[TEXT]
+-------+
Indian actor, writer and director

Dr. Yuugg is an Indian actor, writer and director, who predominantly works in Marathi regional films. Some of his roles are Shiva from Karuna Shiv Shankara, starring Vijay Chavan, Varad Chavan, Nisha Parulekar and Sam from Duniya geli Tel Lavat, starring Siddharth Jadhav, Girish Oak, Savita Prabhune and jayat Wadkar. He is a writer of the Marathi film Youth, starring Vikram Gokhale, Satish Pulekar, Neha Mahajan and Sayaji shinde.. His recent film is I am not Slumdog I am Indian which released in August 2016.
He has written, directed and actor of the film I am not Slumdog I am Indian starring usha Nadkarni, Uday Sabnis, Shamlal, Ajahar Bhatt and Nilambari. Dr. Yuugg has written, directed, edited and actor of the film "Plastic Baba" Produce by Eduwealth film Production and censore on 18 march 2026

He has been awarded as "Vidhyavachaspati" an Honorary Doctorate in Arts, Film Writing, and Culture in recognition of his contributions and achievements in these fields. By Pandit Deendayal Upadhyaya Hindi Vidhyapeeth, Vrundavandham, Mathura, Uttar Pradesh as on 24 April 2024, In presence of Retired Judge, Madhya Pradesh Shasan, Bhopal, Mr. Devendra Kumar Jain and Chancellor Pandit Dindayal Upadhyay Hindi Vidhyapeeth, Dr. Indu Bhushan Mishra.
+-------+
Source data
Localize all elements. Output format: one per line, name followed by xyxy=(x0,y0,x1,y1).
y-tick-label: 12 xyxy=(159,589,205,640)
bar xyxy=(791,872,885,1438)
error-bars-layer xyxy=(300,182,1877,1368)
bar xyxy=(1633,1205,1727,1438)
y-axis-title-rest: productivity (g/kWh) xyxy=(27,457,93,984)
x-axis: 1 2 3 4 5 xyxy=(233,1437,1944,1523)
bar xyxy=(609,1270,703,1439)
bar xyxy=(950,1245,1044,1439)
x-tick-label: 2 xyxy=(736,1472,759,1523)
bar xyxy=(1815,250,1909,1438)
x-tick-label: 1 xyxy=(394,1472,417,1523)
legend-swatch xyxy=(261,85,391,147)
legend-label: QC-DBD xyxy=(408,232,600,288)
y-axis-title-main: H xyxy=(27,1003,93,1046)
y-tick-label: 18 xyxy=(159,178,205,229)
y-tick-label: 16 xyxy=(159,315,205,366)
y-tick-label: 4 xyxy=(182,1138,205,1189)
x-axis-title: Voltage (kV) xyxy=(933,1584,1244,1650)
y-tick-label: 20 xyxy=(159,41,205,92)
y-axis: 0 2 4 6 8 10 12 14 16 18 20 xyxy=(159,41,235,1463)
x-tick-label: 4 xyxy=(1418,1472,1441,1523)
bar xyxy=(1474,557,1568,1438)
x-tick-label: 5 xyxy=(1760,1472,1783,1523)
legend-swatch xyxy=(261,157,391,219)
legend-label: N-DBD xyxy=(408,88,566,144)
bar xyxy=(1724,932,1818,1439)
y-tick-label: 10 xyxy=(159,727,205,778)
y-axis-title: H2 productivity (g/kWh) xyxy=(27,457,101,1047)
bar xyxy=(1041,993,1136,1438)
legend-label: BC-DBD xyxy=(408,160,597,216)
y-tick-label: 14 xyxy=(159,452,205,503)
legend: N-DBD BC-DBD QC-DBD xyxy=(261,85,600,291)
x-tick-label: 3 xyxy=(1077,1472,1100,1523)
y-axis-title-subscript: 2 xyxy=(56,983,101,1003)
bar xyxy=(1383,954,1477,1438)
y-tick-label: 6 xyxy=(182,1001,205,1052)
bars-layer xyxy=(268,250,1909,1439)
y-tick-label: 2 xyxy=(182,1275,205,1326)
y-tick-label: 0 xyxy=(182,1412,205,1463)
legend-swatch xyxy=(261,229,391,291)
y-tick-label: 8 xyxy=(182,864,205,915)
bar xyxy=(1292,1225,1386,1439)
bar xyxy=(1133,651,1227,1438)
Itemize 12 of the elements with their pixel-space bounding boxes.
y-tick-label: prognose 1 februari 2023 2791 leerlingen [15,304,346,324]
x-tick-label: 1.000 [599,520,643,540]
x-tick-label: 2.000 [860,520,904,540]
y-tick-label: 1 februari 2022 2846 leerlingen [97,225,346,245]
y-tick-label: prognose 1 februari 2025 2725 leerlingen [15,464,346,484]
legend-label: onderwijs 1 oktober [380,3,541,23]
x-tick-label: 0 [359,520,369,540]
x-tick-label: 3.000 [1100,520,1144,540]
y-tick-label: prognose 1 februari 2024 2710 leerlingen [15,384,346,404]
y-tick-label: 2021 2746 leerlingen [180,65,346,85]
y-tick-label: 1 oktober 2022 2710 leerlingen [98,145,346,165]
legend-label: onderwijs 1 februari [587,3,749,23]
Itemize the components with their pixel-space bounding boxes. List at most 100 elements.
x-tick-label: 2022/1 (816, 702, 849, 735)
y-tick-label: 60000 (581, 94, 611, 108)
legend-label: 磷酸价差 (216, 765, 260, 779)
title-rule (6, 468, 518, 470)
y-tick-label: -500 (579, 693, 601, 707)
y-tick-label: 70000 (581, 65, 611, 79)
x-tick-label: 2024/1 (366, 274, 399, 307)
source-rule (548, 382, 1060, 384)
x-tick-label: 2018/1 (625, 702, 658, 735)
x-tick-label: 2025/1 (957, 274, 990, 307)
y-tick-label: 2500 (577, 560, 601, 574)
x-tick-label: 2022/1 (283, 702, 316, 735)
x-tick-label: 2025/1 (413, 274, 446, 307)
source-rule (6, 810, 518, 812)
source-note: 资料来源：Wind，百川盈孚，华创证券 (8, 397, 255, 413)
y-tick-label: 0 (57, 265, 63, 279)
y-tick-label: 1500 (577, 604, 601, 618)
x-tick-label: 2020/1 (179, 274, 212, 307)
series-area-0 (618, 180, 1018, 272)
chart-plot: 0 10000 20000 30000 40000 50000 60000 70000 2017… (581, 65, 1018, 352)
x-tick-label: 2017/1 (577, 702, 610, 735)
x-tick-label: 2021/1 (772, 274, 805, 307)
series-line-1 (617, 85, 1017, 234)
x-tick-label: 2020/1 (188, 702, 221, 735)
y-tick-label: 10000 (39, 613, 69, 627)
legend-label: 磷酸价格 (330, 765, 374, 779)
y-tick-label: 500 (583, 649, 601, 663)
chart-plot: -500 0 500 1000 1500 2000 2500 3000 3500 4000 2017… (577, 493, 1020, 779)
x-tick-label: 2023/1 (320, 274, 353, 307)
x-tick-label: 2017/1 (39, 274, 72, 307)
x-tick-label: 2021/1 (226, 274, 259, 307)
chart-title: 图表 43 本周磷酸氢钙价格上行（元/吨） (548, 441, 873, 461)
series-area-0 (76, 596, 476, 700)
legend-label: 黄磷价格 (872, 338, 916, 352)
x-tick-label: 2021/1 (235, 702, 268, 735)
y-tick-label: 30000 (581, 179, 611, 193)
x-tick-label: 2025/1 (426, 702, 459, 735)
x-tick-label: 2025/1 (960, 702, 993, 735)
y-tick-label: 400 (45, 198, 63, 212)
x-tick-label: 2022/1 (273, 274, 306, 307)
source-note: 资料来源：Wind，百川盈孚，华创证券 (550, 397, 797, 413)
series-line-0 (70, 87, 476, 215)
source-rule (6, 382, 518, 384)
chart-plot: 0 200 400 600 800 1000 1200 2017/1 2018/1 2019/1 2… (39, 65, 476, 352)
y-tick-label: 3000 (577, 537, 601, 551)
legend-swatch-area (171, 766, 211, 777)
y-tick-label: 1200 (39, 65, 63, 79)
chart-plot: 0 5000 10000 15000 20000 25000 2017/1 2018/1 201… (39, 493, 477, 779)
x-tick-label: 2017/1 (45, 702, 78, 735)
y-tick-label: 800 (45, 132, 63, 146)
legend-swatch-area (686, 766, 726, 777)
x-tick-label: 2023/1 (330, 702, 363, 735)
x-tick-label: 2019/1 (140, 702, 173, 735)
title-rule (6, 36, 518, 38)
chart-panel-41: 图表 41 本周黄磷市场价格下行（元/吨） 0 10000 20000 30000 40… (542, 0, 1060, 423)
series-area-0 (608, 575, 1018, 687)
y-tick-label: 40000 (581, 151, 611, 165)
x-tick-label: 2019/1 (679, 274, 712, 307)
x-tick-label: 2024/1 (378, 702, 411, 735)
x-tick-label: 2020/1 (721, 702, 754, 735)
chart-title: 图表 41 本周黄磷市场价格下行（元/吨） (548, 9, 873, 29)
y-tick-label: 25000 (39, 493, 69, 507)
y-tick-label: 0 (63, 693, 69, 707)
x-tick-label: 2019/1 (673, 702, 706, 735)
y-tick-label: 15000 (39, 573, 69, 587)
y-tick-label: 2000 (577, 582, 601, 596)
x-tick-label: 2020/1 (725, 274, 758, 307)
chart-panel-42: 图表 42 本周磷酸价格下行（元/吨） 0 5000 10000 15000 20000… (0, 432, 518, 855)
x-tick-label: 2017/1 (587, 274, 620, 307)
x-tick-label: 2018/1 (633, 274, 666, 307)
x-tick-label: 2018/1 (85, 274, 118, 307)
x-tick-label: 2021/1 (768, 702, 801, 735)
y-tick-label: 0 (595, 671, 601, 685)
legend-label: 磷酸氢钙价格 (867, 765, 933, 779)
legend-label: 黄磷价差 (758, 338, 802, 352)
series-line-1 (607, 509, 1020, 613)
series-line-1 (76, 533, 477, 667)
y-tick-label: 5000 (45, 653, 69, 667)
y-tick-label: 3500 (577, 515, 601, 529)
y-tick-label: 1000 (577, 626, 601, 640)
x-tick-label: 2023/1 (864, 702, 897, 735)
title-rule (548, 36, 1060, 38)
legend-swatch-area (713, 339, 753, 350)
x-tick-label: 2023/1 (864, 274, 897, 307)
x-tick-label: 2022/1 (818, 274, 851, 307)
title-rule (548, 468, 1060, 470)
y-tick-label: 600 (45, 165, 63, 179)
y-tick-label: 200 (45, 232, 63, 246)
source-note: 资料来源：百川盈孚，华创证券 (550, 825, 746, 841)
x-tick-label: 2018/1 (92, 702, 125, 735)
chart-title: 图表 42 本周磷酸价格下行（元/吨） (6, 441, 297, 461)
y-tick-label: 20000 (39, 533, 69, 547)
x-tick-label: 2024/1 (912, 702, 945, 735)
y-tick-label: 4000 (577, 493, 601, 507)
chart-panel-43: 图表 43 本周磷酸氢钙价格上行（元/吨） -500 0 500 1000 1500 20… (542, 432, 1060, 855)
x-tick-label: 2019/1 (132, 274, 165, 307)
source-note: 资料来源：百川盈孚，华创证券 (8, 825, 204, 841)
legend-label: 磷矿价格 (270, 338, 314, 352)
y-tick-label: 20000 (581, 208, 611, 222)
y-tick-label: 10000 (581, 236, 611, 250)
+-------+
[TASKS]
1 - Transcribe the stretch of the biography of Dr. Yuugg from "He has written, directed" through "Indu Bhushan Mishra.".
2 - Answer these questions using the biography of Dr. Yuugg:
(a) Which Marathi film starring Vikram Gokhale did he write?
(b) In what month and year was I am not Slumdog I am Indian released?
(c) Which institution gave him the title "Vidhyavachaspati"?
3 - Continue the biography of Dr. Yuugg from its last sentence.
The entries are not needed for any of this work.

[ANSWERS IN ORDER]
1 -
He has written, directed and actor of the film I am not Slumdog I am Indian starring usha Nadkarni, Uday Sabnis, Shamlal, Ajahar Bhatt and Nilambari. Dr. Yuugg has written, directed, edited and actor of the film "Plastic Baba" Produce by Eduwealth film Production and censore on 18 march 2026

He has been awarded as "Vidhyavachaspati" an Honorary Doctorate in Arts, Film Writing, and Culture in recognition of his contributions and achievements in these fields. By Pandit Deendayal Upadhyaya Hindi Vidhyapeeth, Vrundavandham, Mathura, Uttar Pradesh as on 24 April 2024, In presence of Retired Judge, Madhya Pradesh Shasan, Bhopal, Mr. Devendra Kumar Jain and Chancellor Pandit Dindayal Upadhyay Hindi Vidhyapeeth, Dr. Indu Bhushan Mishra.

2 -
(a) Youth
(b) August 2016
(c) Pandit Deendayal Upadhyaya Hindi Vidhyapeeth, Vrundavandham, Mathura, Uttar Pradesh

3 -
==Filmography==

===Films===

| Year | Film name | Role | Ref(s) |
| 2012 | Karuna Shiv Shankara | Shiva | Actor/Writer |
| 2016 | Duniya Geli Tel Lavat | Sam | Actor |
| 2016 | I am not Slumdog I am Indian | Munna | Actor/ Writer/Director |
| 2016 | Youth, Badal Ghadavnyachi Takat |  | Writer |
| 2026 | Plastic baba | Plastic Baba | Actor/ Writer/Director/editor |  |

== Awards and recognitions ==
In 2026, filmmaker and writer Dr. Yuugg received the Best Story Award and Best Screenplay Award at the Dhakka Global Film Awards 2026 for the Marathi feature film Plastic Baba. The film also won the Best Feature Film Award at the same festival.

Plastic Baba gained international recognition for its environmental theme focusing on plastic pollution, ocean conservation, and public awareness regarding single-use plastic.

The film was also officially selected for the Follow Your Heart New York International Film Festival in New York, USA, further expanding its international presence and appreciation among global audiences.